[BEGIN Information supplied]

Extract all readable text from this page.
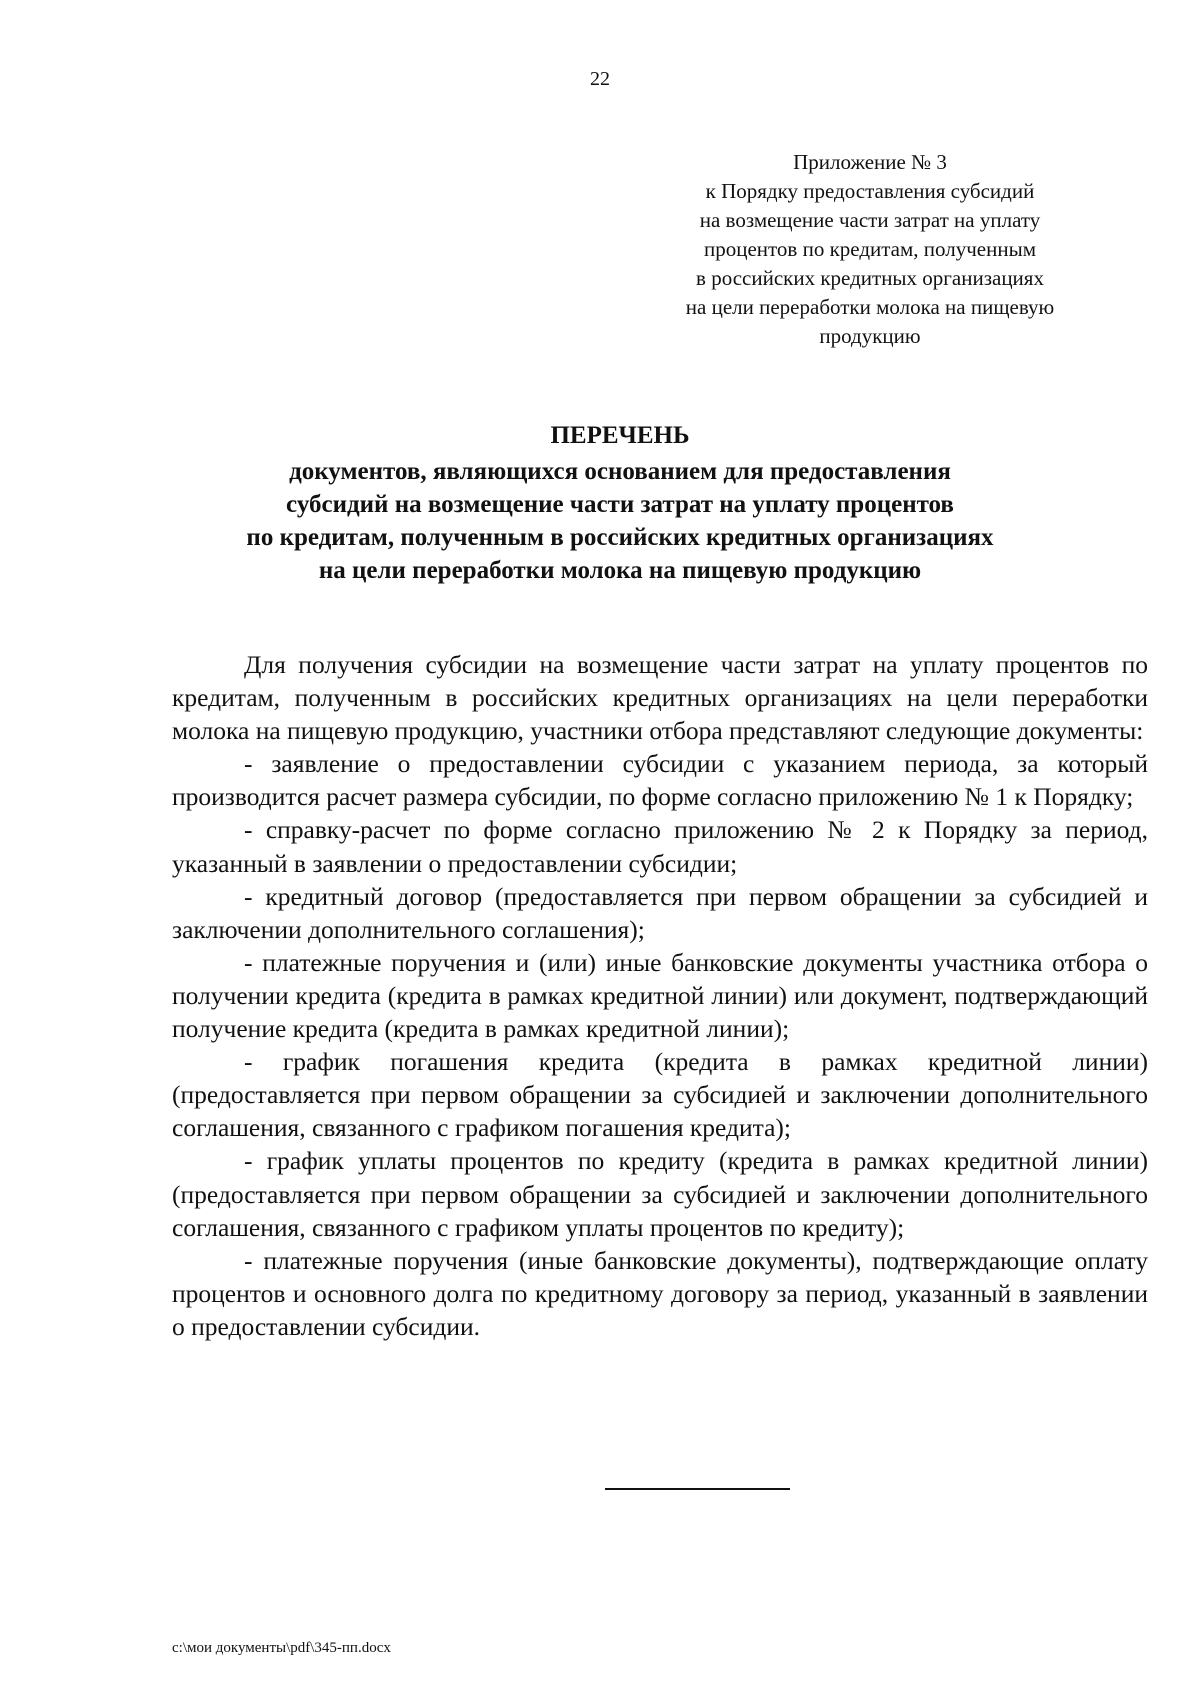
22
Приложение № 3
к Порядку предоставления субсидий
на возмещение части затрат на уплату
процентов по кредитам, полученным
в российских кредитных организациях
на цели переработки молока на пищевую
продукцию
ПЕРЕЧЕНЬ
документов, являющихся основанием для предоставления
субсидий на возмещение части затрат на уплату процентов
по кредитам, полученным в российских кредитных организациях
на цели переработки молока на пищевую продукцию

Для получения субсидии на возмещение части затрат на уплату процентов по кредитам, полученным в российских кредитных организациях на цели переработки молока на пищевую продукцию, участники отбора представляют следующие документы:

- заявление о предоставлении субсидии с указанием периода, за который производится расчет размера субсидии, по форме согласно приложению № 1 к Порядку;

- справку-расчет по форме согласно приложению № 2 к Порядку за период, указанный в заявлении о предоставлении субсидии;

- кредитный договор (предоставляется при первом обращении за субсидией и заключении дополнительного соглашения);

- платежные поручения и (или) иные банковские документы участника отбора о получении кредита (кредита в рамках кредитной линии) или документ, подтверждающий получение кредита (кредита в рамках кредитной линии);

- график погашения кредита (кредита в рамках кредитной линии) (предоставляется при первом обращении за субсидией и заключении дополнительного соглашения, связанного с графиком погашения кредита);

- график уплаты процентов по кредиту (кредита в рамках кредитной линии) (предоставляется при первом обращении за субсидией и заключении дополнительного соглашения, связанного с графиком уплаты процентов по кредиту);

- платежные поручения (иные банковские документы), подтверждающие оплату процентов и основного долга по кредитному договору за период, указанный в заявлении о предоставлении субсидии.

c:\мои документы\pdf\345-пп.docx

[END Information supplied]

Prompt » Extract the full listing exactly, with the pictures left out.

Answer for this exercise »
Extract all readable text from this page.
22
Приложение № 3
к Порядку предоставления субсидий
на возмещение части затрат на уплату
процентов по кредитам, полученным
в российских кредитных организациях
на цели переработки молока на пищевую
продукцию
ПЕРЕЧЕНЬ
документов, являющихся основанием для предоставления
субсидий на возмещение части затрат на уплату процентов
по кредитам, полученным в российских кредитных организациях
на цели переработки молока на пищевую продукцию

Для получения субсидии на возмещение части затрат на уплату процентов по кредитам, полученным в российских кредитных организациях на цели переработки молока на пищевую продукцию, участники отбора представляют следующие документы:

- заявление о предоставлении субсидии с указанием периода, за который производится расчет размера субсидии, по форме согласно приложению № 1 к Порядку;

- справку-расчет по форме согласно приложению № 2 к Порядку за период, указанный в заявлении о предоставлении субсидии;

- кредитный договор (предоставляется при первом обращении за субсидией и заключении дополнительного соглашения);

- платежные поручения и (или) иные банковские документы участника отбора о получении кредита (кредита в рамках кредитной линии) или документ, подтверждающий получение кредита (кредита в рамках кредитной линии);

- график погашения кредита (кредита в рамках кредитной линии) (предоставляется при первом обращении за субсидией и заключении дополнительного соглашения, связанного с графиком погашения кредита);

- график уплаты процентов по кредиту (кредита в рамках кредитной линии) (предоставляется при первом обращении за субсидией и заключении дополнительного соглашения, связанного с графиком уплаты процентов по кредиту);

- платежные поручения (иные банковские документы), подтверждающие оплату процентов и основного долга по кредитному договору за период, указанный в заявлении о предоставлении субсидии.

c:\мои документы\pdf\345-пп.docx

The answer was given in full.